Given records.

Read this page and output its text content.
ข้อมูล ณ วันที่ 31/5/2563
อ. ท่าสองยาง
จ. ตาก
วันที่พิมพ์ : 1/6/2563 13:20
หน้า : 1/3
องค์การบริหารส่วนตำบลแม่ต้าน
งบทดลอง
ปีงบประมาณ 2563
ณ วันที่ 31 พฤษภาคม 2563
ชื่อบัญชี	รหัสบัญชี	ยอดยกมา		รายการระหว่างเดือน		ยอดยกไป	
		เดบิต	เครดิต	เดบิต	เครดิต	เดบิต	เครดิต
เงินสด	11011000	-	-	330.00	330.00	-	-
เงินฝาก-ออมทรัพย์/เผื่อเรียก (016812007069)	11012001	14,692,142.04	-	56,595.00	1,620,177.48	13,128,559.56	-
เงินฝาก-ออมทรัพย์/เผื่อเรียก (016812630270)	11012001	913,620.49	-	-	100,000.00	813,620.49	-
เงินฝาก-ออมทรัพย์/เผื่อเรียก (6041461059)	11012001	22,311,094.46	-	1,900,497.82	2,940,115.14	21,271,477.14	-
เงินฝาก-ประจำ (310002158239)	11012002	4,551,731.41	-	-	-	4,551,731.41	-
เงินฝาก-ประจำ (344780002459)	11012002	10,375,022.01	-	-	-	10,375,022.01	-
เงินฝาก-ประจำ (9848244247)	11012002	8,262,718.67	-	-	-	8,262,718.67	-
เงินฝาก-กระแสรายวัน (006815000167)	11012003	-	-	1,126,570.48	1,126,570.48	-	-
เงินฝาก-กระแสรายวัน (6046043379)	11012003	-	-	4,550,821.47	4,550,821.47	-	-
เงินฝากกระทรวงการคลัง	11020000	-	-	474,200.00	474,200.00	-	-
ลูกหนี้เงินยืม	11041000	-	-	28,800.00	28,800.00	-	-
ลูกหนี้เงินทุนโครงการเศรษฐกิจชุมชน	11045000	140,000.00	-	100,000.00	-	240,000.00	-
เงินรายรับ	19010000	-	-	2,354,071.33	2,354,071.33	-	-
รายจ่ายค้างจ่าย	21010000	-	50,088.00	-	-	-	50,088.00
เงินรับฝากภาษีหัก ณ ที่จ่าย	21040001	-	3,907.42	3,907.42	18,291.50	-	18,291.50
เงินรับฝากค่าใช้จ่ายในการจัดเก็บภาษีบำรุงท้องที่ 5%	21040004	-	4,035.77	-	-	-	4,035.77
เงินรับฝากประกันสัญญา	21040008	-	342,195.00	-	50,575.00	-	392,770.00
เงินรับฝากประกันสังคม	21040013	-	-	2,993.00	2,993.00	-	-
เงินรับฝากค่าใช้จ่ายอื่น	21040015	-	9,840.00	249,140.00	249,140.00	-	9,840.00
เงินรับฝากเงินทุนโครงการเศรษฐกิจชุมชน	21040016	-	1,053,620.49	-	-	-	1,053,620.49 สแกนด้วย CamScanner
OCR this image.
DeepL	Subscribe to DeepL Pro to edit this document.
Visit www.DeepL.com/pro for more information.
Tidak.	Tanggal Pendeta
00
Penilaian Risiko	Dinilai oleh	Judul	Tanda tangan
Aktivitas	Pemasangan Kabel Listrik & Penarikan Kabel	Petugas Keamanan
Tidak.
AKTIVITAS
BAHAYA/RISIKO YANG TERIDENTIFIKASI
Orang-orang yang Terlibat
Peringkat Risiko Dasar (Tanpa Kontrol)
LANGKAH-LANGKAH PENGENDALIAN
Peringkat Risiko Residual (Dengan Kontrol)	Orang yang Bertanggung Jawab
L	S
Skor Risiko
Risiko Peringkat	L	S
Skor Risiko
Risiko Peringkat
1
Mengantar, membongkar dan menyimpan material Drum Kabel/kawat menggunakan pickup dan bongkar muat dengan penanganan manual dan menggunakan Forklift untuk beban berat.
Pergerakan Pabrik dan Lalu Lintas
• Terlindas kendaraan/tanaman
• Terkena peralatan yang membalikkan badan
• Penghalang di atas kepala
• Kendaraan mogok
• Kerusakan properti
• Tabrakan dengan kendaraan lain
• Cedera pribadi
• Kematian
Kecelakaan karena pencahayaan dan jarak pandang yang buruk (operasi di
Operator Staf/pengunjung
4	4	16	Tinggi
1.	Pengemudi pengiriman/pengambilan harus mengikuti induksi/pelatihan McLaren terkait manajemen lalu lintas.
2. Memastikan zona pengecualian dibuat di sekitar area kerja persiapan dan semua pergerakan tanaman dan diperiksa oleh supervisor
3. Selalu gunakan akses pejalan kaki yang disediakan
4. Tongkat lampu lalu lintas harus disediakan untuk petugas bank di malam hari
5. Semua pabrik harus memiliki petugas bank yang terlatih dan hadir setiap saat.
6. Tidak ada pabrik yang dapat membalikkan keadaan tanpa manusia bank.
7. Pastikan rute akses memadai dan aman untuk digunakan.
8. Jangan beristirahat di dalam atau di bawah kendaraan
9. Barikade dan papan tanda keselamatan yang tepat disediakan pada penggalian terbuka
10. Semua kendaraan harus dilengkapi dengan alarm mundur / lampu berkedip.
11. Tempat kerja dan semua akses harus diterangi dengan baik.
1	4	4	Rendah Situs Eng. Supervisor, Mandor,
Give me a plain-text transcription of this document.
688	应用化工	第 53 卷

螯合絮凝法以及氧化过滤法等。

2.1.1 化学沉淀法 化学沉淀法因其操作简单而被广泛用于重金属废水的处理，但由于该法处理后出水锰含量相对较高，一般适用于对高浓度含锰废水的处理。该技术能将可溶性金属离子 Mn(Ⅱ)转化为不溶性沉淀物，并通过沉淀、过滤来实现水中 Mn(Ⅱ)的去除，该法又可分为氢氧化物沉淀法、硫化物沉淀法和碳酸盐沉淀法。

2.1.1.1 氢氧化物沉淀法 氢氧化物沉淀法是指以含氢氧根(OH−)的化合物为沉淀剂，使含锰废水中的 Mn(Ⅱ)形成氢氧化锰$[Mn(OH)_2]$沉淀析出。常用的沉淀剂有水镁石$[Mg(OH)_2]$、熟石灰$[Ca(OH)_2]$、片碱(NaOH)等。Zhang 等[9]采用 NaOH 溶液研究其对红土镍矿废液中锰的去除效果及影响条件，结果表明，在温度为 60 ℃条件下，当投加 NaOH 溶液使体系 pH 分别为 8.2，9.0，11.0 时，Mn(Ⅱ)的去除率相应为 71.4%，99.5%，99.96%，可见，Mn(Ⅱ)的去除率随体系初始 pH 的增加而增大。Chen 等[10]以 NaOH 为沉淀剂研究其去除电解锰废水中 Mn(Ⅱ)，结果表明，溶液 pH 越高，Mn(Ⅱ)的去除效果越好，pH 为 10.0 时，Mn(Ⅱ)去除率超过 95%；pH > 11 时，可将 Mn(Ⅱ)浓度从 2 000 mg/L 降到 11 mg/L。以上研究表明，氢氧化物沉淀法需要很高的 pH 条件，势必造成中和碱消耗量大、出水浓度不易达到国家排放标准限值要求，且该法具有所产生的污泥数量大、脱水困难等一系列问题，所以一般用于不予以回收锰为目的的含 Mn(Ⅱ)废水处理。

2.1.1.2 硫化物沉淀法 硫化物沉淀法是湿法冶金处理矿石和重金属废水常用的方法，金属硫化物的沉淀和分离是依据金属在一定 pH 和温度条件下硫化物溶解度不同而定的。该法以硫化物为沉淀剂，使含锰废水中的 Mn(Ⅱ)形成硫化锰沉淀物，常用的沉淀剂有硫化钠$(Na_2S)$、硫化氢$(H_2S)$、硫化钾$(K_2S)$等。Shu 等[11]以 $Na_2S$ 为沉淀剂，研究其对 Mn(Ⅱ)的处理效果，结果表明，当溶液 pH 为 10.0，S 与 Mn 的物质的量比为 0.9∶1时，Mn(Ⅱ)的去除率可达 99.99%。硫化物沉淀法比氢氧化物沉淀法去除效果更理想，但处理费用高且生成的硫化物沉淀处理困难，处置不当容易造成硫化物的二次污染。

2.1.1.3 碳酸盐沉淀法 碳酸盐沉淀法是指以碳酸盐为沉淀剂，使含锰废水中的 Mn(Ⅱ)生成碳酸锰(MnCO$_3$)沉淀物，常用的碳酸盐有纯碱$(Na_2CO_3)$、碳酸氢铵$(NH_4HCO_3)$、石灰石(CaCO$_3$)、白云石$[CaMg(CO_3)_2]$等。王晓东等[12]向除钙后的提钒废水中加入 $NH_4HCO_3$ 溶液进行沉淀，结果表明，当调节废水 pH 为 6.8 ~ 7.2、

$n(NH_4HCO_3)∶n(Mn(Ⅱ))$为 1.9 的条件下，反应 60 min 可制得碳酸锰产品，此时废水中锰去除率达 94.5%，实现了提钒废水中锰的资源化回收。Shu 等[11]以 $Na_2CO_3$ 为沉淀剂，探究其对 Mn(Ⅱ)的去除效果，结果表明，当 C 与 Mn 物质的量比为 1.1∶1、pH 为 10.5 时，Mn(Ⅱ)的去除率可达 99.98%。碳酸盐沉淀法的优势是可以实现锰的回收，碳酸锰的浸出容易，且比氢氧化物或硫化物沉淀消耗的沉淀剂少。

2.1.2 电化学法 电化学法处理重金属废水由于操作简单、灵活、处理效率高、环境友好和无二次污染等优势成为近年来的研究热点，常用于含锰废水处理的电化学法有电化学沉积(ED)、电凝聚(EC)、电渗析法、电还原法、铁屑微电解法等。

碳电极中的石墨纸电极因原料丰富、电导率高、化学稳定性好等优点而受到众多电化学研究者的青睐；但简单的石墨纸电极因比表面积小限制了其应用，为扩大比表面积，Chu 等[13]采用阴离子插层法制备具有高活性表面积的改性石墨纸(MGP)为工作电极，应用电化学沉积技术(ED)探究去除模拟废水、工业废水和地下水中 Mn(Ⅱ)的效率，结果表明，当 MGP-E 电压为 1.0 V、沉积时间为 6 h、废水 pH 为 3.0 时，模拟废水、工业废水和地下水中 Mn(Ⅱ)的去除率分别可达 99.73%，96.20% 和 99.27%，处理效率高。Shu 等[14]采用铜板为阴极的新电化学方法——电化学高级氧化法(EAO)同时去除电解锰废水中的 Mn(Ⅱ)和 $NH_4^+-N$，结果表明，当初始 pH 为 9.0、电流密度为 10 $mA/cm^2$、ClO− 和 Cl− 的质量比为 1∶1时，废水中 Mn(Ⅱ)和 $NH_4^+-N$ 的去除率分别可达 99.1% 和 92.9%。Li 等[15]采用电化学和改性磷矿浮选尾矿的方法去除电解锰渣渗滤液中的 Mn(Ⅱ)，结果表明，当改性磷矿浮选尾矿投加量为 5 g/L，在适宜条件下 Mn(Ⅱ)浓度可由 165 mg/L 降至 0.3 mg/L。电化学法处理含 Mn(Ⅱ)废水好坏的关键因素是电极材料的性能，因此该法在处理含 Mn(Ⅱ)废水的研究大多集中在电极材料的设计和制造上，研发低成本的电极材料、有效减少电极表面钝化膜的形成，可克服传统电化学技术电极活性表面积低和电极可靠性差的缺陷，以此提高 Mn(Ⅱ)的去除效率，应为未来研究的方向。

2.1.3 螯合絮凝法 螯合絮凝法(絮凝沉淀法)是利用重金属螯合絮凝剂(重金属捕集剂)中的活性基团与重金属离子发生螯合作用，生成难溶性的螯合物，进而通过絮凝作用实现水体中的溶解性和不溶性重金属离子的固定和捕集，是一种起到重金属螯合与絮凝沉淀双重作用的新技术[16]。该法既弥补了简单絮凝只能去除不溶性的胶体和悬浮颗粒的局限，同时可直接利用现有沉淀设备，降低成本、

Written request.
Scan the material above. Copy each line where "tanaman" occurs.

Correct response.
• Terlindas kendaraan/tanaman
2. Memastikan zona pengecualian dibuat di sekitar area kerja persiapan dan semua pergerakan tanaman dan diperiksa oleh supervisor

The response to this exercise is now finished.